_Description of the task:_ The records below are to be repeated in full, exactly as they are.

_Data for this task:_
......
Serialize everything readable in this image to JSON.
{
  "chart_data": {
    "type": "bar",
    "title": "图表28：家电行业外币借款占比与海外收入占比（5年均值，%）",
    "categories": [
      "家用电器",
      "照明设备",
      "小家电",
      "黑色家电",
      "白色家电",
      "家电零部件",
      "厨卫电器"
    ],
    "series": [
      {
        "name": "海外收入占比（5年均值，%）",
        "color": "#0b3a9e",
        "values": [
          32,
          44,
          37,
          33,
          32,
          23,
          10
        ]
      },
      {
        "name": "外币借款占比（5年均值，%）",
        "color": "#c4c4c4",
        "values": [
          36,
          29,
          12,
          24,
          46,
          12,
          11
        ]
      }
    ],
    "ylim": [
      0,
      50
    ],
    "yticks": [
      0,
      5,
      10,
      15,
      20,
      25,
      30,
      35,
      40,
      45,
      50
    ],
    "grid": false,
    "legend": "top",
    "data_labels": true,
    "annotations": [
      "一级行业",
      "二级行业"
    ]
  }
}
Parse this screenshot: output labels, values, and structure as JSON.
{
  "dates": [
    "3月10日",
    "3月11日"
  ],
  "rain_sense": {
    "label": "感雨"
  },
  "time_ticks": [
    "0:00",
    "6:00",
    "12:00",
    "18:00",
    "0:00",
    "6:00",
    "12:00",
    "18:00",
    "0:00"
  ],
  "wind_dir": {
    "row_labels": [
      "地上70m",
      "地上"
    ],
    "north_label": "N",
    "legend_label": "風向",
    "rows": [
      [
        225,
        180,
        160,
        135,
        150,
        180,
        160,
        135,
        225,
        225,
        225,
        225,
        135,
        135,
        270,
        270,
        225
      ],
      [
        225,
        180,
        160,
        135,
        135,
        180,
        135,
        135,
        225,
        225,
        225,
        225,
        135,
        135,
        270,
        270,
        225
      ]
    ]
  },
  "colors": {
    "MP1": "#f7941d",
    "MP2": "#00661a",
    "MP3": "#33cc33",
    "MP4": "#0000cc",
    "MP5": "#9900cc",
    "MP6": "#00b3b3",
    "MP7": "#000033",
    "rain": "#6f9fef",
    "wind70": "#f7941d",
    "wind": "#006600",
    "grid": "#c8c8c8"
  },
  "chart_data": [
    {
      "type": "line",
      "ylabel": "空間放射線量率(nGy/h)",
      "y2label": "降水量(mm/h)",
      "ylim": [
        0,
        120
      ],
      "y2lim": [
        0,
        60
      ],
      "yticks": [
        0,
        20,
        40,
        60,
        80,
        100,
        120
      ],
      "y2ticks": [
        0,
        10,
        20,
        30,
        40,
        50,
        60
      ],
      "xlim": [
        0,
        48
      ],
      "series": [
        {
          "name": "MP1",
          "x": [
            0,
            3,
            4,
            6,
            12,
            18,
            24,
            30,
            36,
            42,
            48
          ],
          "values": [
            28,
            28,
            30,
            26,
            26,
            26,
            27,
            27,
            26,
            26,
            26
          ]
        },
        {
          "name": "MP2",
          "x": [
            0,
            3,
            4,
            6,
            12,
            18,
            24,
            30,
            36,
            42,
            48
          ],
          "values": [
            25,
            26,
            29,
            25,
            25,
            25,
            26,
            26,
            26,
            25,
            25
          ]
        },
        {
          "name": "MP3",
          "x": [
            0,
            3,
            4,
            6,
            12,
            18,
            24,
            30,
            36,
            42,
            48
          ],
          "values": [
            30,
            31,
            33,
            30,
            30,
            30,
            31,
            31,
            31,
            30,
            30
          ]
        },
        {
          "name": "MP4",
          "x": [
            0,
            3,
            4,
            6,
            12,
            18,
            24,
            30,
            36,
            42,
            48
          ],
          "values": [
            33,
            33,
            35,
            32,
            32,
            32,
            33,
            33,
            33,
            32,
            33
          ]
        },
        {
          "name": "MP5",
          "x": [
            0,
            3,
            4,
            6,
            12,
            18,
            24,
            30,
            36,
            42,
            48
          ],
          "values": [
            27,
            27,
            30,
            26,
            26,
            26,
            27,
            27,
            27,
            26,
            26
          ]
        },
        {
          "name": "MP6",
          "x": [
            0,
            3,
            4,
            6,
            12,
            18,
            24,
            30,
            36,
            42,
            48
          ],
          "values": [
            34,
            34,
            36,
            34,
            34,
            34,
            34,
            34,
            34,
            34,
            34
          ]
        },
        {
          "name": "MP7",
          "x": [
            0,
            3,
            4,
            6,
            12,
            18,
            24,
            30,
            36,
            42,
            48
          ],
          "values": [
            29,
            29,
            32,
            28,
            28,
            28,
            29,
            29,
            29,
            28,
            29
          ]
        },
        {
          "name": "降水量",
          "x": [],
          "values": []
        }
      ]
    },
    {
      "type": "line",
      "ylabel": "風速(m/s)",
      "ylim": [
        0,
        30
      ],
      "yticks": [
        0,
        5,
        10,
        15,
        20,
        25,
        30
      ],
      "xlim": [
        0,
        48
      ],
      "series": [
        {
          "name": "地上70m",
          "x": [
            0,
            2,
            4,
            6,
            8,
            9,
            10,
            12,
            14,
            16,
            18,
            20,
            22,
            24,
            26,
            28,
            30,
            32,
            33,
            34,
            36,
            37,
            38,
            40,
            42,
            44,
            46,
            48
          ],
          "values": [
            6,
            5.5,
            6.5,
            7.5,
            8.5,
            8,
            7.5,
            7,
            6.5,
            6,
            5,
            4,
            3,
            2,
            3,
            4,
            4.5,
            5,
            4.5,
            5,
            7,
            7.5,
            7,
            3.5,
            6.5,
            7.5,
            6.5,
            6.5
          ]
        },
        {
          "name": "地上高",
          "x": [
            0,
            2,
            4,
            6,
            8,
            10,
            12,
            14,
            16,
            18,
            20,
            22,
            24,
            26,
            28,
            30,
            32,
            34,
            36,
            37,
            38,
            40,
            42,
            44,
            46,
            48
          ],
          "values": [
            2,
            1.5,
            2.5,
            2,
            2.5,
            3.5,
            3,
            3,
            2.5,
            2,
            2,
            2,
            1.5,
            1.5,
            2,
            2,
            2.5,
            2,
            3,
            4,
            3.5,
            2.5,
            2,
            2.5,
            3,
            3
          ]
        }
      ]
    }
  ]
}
......
_Final result:_
Serialize everything readable in this image to JSON.
{
  "chart_data": {
    "type": "bar",
    "title": "图表28：家电行业外币借款占比与海外收入占比（5年均值，%）",
    "categories": [
      "家用电器",
      "照明设备",
      "小家电",
      "黑色家电",
      "白色家电",
      "家电零部件",
      "厨卫电器"
    ],
    "series": [
      {
        "name": "海外收入占比（5年均值，%）",
        "color": "#0b3a9e",
        "values": [
          32,
          44,
          37,
          33,
          32,
          23,
          10
        ]
      },
      {
        "name": "外币借款占比（5年均值，%）",
        "color": "#c4c4c4",
        "values": [
          36,
          29,
          12,
          24,
          46,
          12,
          11
        ]
      }
    ],
    "ylim": [
      0,
      50
    ],
    "yticks": [
      0,
      5,
      10,
      15,
      20,
      25,
      30,
      35,
      40,
      45,
      50
    ],
    "grid": false,
    "legend": "top",
    "data_labels": true,
    "annotations": [
      "一级行业",
      "二级行业"
    ]
  }
}
Parse this screenshot: output labels, values, and structure as JSON.
{
  "dates": [
    "3月10日",
    "3月11日"
  ],
  "rain_sense": {
    "label": "感雨"
  },
  "time_ticks": [
    "0:00",
    "6:00",
    "12:00",
    "18:00",
    "0:00",
    "6:00",
    "12:00",
    "18:00",
    "0:00"
  ],
  "wind_dir": {
    "row_labels": [
      "地上70m",
      "地上"
    ],
    "north_label": "N",
    "legend_label": "風向",
    "rows": [
      [
        225,
        180,
        160,
        135,
        150,
        180,
        160,
        135,
        225,
        225,
        225,
        225,
        135,
        135,
        270,
        270,
        225
      ],
      [
        225,
        180,
        160,
        135,
        135,
        180,
        135,
        135,
        225,
        225,
        225,
        225,
        135,
        135,
        270,
        270,
        225
      ]
    ]
  },
  "colors": {
    "MP1": "#f7941d",
    "MP2": "#00661a",
    "MP3": "#33cc33",
    "MP4": "#0000cc",
    "MP5": "#9900cc",
    "MP6": "#00b3b3",
    "MP7": "#000033",
    "rain": "#6f9fef",
    "wind70": "#f7941d",
    "wind": "#006600",
    "grid": "#c8c8c8"
  },
  "chart_data": [
    {
      "type": "line",
      "ylabel": "空間放射線量率(nGy/h)",
      "y2label": "降水量(mm/h)",
      "ylim": [
        0,
        120
      ],
      "y2lim": [
        0,
        60
      ],
      "yticks": [
        0,
        20,
        40,
        60,
        80,
        100,
        120
      ],
      "y2ticks": [
        0,
        10,
        20,
        30,
        40,
        50,
        60
      ],
      "xlim": [
        0,
        48
      ],
      "series": [
        {
          "name": "MP1",
          "x": [
            0,
            3,
            4,
            6,
            12,
            18,
            24,
            30,
            36,
            42,
            48
          ],
          "values": [
            28,
            28,
            30,
            26,
            26,
            26,
            27,
            27,
            26,
            26,
            26
          ]
        },
        {
          "name": "MP2",
          "x": [
            0,
            3,
            4,
            6,
            12,
            18,
            24,
            30,
            36,
            42,
            48
          ],
          "values": [
            25,
            26,
            29,
            25,
            25,
            25,
            26,
            26,
            26,
            25,
            25
          ]
        },
        {
          "name": "MP3",
          "x": [
            0,
            3,
            4,
            6,
            12,
            18,
            24,
            30,
            36,
            42,
            48
          ],
          "values": [
            30,
            31,
            33,
            30,
            30,
            30,
            31,
            31,
            31,
            30,
            30
          ]
        },
        {
          "name": "MP4",
          "x": [
            0,
            3,
            4,
            6,
            12,
            18,
            24,
            30,
            36,
            42,
            48
          ],
          "values": [
            33,
            33,
            35,
            32,
            32,
            32,
            33,
            33,
            33,
            32,
            33
          ]
        },
        {
          "name": "MP5",
          "x": [
            0,
            3,
            4,
            6,
            12,
            18,
            24,
            30,
            36,
            42,
            48
          ],
          "values": [
            27,
            27,
            30,
            26,
            26,
            26,
            27,
            27,
            27,
            26,
            26
          ]
        },
        {
          "name": "MP6",
          "x": [
            0,
            3,
            4,
            6,
            12,
            18,
            24,
            30,
            36,
            42,
            48
          ],
          "values": [
            34,
            34,
            36,
            34,
            34,
            34,
            34,
            34,
            34,
            34,
            34
          ]
        },
        {
          "name": "MP7",
          "x": [
            0,
            3,
            4,
            6,
            12,
            18,
            24,
            30,
            36,
            42,
            48
          ],
          "values": [
            29,
            29,
            32,
            28,
            28,
            28,
            29,
            29,
            29,
            28,
            29
          ]
        },
        {
          "name": "降水量",
          "x": [],
          "values": []
        }
      ]
    },
    {
      "type": "line",
      "ylabel": "風速(m/s)",
      "ylim": [
        0,
        30
      ],
      "yticks": [
        0,
        5,
        10,
        15,
        20,
        25,
        30
      ],
      "xlim": [
        0,
        48
      ],
      "series": [
        {
          "name": "地上70m",
          "x": [
            0,
            2,
            4,
            6,
            8,
            9,
            10,
            12,
            14,
            16,
            18,
            20,
            22,
            24,
            26,
            28,
            30,
            32,
            33,
            34,
            36,
            37,
            38,
            40,
            42,
            44,
            46,
            48
          ],
          "values": [
            6,
            5.5,
            6.5,
            7.5,
            8.5,
            8,
            7.5,
            7,
            6.5,
            6,
            5,
            4,
            3,
            2,
            3,
            4,
            4.5,
            5,
            4.5,
            5,
            7,
            7.5,
            7,
            3.5,
            6.5,
            7.5,
            6.5,
            6.5
          ]
        },
        {
          "name": "地上高",
          "x": [
            0,
            2,
            4,
            6,
            8,
            10,
            12,
            14,
            16,
            18,
            20,
            22,
            24,
            26,
            28,
            30,
            32,
            34,
            36,
            37,
            38,
            40,
            42,
            44,
            46,
            48
          ],
          "values": [
            2,
            1.5,
            2.5,
            2,
            2.5,
            3.5,
            3,
            3,
            2.5,
            2,
            2,
            2,
            1.5,
            1.5,
            2,
            2,
            2.5,
            2,
            3,
            4,
            3.5,
            2.5,
            2,
            2.5,
            3,
            3
          ]
        }
      ]
    }
  ]
}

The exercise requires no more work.